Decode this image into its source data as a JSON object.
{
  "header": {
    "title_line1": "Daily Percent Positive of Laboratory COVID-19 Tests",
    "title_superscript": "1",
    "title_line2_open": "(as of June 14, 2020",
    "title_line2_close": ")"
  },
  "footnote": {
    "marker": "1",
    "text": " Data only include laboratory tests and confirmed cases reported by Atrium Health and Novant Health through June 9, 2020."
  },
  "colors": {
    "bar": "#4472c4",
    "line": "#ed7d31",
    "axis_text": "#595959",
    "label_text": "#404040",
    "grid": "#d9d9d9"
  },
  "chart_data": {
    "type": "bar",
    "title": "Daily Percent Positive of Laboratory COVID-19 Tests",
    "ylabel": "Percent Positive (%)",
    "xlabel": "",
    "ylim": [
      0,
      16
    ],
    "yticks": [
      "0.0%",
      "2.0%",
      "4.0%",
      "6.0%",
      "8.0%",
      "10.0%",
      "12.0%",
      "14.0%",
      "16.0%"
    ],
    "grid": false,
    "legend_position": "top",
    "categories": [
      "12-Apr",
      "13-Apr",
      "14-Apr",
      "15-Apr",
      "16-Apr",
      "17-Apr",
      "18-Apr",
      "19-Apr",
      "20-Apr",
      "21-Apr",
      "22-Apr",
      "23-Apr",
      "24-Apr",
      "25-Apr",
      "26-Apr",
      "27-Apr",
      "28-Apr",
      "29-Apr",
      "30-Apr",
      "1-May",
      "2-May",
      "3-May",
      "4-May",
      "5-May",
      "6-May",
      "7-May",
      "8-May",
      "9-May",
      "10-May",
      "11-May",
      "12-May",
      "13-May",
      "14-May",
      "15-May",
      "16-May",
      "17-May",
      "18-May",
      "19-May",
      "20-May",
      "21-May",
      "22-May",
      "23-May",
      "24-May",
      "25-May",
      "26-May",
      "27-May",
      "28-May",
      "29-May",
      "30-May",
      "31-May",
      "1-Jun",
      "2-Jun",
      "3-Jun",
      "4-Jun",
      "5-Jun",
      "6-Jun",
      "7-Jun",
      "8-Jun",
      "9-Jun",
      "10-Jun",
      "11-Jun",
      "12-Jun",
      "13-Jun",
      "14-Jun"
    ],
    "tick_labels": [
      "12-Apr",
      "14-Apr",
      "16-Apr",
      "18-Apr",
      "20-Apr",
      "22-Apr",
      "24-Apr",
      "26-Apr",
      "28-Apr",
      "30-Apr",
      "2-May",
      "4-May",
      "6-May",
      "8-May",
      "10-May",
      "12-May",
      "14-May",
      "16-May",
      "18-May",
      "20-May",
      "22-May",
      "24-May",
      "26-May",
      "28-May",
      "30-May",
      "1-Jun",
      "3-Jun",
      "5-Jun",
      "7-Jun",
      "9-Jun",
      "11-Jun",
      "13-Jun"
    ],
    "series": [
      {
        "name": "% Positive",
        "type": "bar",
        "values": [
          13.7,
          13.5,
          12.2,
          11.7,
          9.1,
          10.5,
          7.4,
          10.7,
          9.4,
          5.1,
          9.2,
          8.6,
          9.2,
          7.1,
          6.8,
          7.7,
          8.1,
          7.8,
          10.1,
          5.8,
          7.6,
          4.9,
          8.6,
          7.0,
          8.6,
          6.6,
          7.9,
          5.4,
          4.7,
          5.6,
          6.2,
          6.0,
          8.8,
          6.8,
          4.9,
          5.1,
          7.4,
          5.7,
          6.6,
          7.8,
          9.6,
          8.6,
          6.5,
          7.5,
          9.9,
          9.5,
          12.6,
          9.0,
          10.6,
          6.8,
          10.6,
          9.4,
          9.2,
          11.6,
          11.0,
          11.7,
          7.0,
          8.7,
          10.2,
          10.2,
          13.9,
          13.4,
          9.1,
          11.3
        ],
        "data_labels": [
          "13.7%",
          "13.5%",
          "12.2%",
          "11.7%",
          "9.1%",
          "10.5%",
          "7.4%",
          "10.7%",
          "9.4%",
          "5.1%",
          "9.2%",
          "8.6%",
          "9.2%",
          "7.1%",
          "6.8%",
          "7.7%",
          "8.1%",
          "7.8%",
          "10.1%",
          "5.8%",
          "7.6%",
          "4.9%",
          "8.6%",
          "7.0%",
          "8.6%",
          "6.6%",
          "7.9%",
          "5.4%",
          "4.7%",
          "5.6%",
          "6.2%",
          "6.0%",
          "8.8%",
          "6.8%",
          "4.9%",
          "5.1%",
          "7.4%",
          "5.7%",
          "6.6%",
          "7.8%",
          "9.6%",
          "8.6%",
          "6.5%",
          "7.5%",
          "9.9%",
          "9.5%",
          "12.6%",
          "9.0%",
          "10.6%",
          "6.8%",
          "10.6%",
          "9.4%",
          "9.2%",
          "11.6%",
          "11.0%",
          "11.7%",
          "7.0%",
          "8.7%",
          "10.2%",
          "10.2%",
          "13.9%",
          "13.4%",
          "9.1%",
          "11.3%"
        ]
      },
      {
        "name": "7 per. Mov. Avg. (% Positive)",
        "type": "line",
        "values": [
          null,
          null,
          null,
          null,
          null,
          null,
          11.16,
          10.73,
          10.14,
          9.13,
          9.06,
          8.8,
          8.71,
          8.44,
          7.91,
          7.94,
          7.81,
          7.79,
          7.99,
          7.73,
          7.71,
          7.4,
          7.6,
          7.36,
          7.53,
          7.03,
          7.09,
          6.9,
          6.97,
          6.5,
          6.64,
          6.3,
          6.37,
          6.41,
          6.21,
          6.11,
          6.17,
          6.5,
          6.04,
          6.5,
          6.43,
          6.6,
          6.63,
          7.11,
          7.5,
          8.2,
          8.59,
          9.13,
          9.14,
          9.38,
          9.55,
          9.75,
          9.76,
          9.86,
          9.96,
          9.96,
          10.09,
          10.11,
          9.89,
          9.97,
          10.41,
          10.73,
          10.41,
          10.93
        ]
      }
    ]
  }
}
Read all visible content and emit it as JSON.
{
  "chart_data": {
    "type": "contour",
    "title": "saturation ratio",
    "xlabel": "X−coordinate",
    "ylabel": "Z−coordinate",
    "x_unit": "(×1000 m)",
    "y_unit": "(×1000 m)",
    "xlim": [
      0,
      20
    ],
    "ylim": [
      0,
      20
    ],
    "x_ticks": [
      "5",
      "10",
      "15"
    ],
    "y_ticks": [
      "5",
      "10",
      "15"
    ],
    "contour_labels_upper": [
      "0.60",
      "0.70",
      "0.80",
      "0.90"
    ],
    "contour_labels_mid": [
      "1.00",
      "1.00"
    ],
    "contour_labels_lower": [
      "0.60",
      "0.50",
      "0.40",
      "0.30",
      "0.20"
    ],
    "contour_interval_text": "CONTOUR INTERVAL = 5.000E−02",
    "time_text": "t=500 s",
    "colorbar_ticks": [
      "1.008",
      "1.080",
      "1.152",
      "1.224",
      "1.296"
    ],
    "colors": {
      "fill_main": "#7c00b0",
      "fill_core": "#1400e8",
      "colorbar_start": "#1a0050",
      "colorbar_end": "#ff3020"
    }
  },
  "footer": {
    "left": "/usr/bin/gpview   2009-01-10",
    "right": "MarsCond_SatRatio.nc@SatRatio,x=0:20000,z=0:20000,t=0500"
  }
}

-*-*-

● Problem to work on: Extract the complete listing verbatim.

● Result of this exercise:
Decode this image into its source data as a JSON object.
{
  "header": {
    "title_line1": "Daily Percent Positive of Laboratory COVID-19 Tests",
    "title_superscript": "1",
    "title_line2_open": "(as of June 14, 2020",
    "title_line2_close": ")"
  },
  "footnote": {
    "marker": "1",
    "text": " Data only include laboratory tests and confirmed cases reported by Atrium Health and Novant Health through June 9, 2020."
  },
  "colors": {
    "bar": "#4472c4",
    "line": "#ed7d31",
    "axis_text": "#595959",
    "label_text": "#404040",
    "grid": "#d9d9d9"
  },
  "chart_data": {
    "type": "bar",
    "title": "Daily Percent Positive of Laboratory COVID-19 Tests",
    "ylabel": "Percent Positive (%)",
    "xlabel": "",
    "ylim": [
      0,
      16
    ],
    "yticks": [
      "0.0%",
      "2.0%",
      "4.0%",
      "6.0%",
      "8.0%",
      "10.0%",
      "12.0%",
      "14.0%",
      "16.0%"
    ],
    "grid": false,
    "legend_position": "top",
    "categories": [
      "12-Apr",
      "13-Apr",
      "14-Apr",
      "15-Apr",
      "16-Apr",
      "17-Apr",
      "18-Apr",
      "19-Apr",
      "20-Apr",
      "21-Apr",
      "22-Apr",
      "23-Apr",
      "24-Apr",
      "25-Apr",
      "26-Apr",
      "27-Apr",
      "28-Apr",
      "29-Apr",
      "30-Apr",
      "1-May",
      "2-May",
      "3-May",
      "4-May",
      "5-May",
      "6-May",
      "7-May",
      "8-May",
      "9-May",
      "10-May",
      "11-May",
      "12-May",
      "13-May",
      "14-May",
      "15-May",
      "16-May",
      "17-May",
      "18-May",
      "19-May",
      "20-May",
      "21-May",
      "22-May",
      "23-May",
      "24-May",
      "25-May",
      "26-May",
      "27-May",
      "28-May",
      "29-May",
      "30-May",
      "31-May",
      "1-Jun",
      "2-Jun",
      "3-Jun",
      "4-Jun",
      "5-Jun",
      "6-Jun",
      "7-Jun",
      "8-Jun",
      "9-Jun",
      "10-Jun",
      "11-Jun",
      "12-Jun",
      "13-Jun",
      "14-Jun"
    ],
    "tick_labels": [
      "12-Apr",
      "14-Apr",
      "16-Apr",
      "18-Apr",
      "20-Apr",
      "22-Apr",
      "24-Apr",
      "26-Apr",
      "28-Apr",
      "30-Apr",
      "2-May",
      "4-May",
      "6-May",
      "8-May",
      "10-May",
      "12-May",
      "14-May",
      "16-May",
      "18-May",
      "20-May",
      "22-May",
      "24-May",
      "26-May",
      "28-May",
      "30-May",
      "1-Jun",
      "3-Jun",
      "5-Jun",
      "7-Jun",
      "9-Jun",
      "11-Jun",
      "13-Jun"
    ],
    "series": [
      {
        "name": "% Positive",
        "type": "bar",
        "values": [
          13.7,
          13.5,
          12.2,
          11.7,
          9.1,
          10.5,
          7.4,
          10.7,
          9.4,
          5.1,
          9.2,
          8.6,
          9.2,
          7.1,
          6.8,
          7.7,
          8.1,
          7.8,
          10.1,
          5.8,
          7.6,
          4.9,
          8.6,
          7.0,
          8.6,
          6.6,
          7.9,
          5.4,
          4.7,
          5.6,
          6.2,
          6.0,
          8.8,
          6.8,
          4.9,
          5.1,
          7.4,
          5.7,
          6.6,
          7.8,
          9.6,
          8.6,
          6.5,
          7.5,
          9.9,
          9.5,
          12.6,
          9.0,
          10.6,
          6.8,
          10.6,
          9.4,
          9.2,
          11.6,
          11.0,
          11.7,
          7.0,
          8.7,
          10.2,
          10.2,
          13.9,
          13.4,
          9.1,
          11.3
        ],
        "data_labels": [
          "13.7%",
          "13.5%",
          "12.2%",
          "11.7%",
          "9.1%",
          "10.5%",
          "7.4%",
          "10.7%",
          "9.4%",
          "5.1%",
          "9.2%",
          "8.6%",
          "9.2%",
          "7.1%",
          "6.8%",
          "7.7%",
          "8.1%",
          "7.8%",
          "10.1%",
          "5.8%",
          "7.6%",
          "4.9%",
          "8.6%",
          "7.0%",
          "8.6%",
          "6.6%",
          "7.9%",
          "5.4%",
          "4.7%",
          "5.6%",
          "6.2%",
          "6.0%",
          "8.8%",
          "6.8%",
          "4.9%",
          "5.1%",
          "7.4%",
          "5.7%",
          "6.6%",
          "7.8%",
          "9.6%",
          "8.6%",
          "6.5%",
          "7.5%",
          "9.9%",
          "9.5%",
          "12.6%",
          "9.0%",
          "10.6%",
          "6.8%",
          "10.6%",
          "9.4%",
          "9.2%",
          "11.6%",
          "11.0%",
          "11.7%",
          "7.0%",
          "8.7%",
          "10.2%",
          "10.2%",
          "13.9%",
          "13.4%",
          "9.1%",
          "11.3%"
        ]
      },
      {
        "name": "7 per. Mov. Avg. (% Positive)",
        "type": "line",
        "values": [
          null,
          null,
          null,
          null,
          null,
          null,
          11.16,
          10.73,
          10.14,
          9.13,
          9.06,
          8.8,
          8.71,
          8.44,
          7.91,
          7.94,
          7.81,
          7.79,
          7.99,
          7.73,
          7.71,
          7.4,
          7.6,
          7.36,
          7.53,
          7.03,
          7.09,
          6.9,
          6.97,
          6.5,
          6.64,
          6.3,
          6.37,
          6.41,
          6.21,
          6.11,
          6.17,
          6.5,
          6.04,
          6.5,
          6.43,
          6.6,
          6.63,
          7.11,
          7.5,
          8.2,
          8.59,
          9.13,
          9.14,
          9.38,
          9.55,
          9.75,
          9.76,
          9.86,
          9.96,
          9.96,
          10.09,
          10.11,
          9.89,
          9.97,
          10.41,
          10.73,
          10.41,
          10.93
        ]
      }
    ]
  }
}
Read all visible content and emit it as JSON.
{
  "chart_data": {
    "type": "contour",
    "title": "saturation ratio",
    "xlabel": "X−coordinate",
    "ylabel": "Z−coordinate",
    "x_unit": "(×1000 m)",
    "y_unit": "(×1000 m)",
    "xlim": [
      0,
      20
    ],
    "ylim": [
      0,
      20
    ],
    "x_ticks": [
      "5",
      "10",
      "15"
    ],
    "y_ticks": [
      "5",
      "10",
      "15"
    ],
    "contour_labels_upper": [
      "0.60",
      "0.70",
      "0.80",
      "0.90"
    ],
    "contour_labels_mid": [
      "1.00",
      "1.00"
    ],
    "contour_labels_lower": [
      "0.60",
      "0.50",
      "0.40",
      "0.30",
      "0.20"
    ],
    "contour_interval_text": "CONTOUR INTERVAL = 5.000E−02",
    "time_text": "t=500 s",
    "colorbar_ticks": [
      "1.008",
      "1.080",
      "1.152",
      "1.224",
      "1.296"
    ],
    "colors": {
      "fill_main": "#7c00b0",
      "fill_core": "#1400e8",
      "colorbar_start": "#1a0050",
      "colorbar_end": "#ff3020"
    }
  },
  "footer": {
    "left": "/usr/bin/gpview   2009-01-10",
    "right": "MarsCond_SatRatio.nc@SatRatio,x=0:20000,z=0:20000,t=0500"
  }
}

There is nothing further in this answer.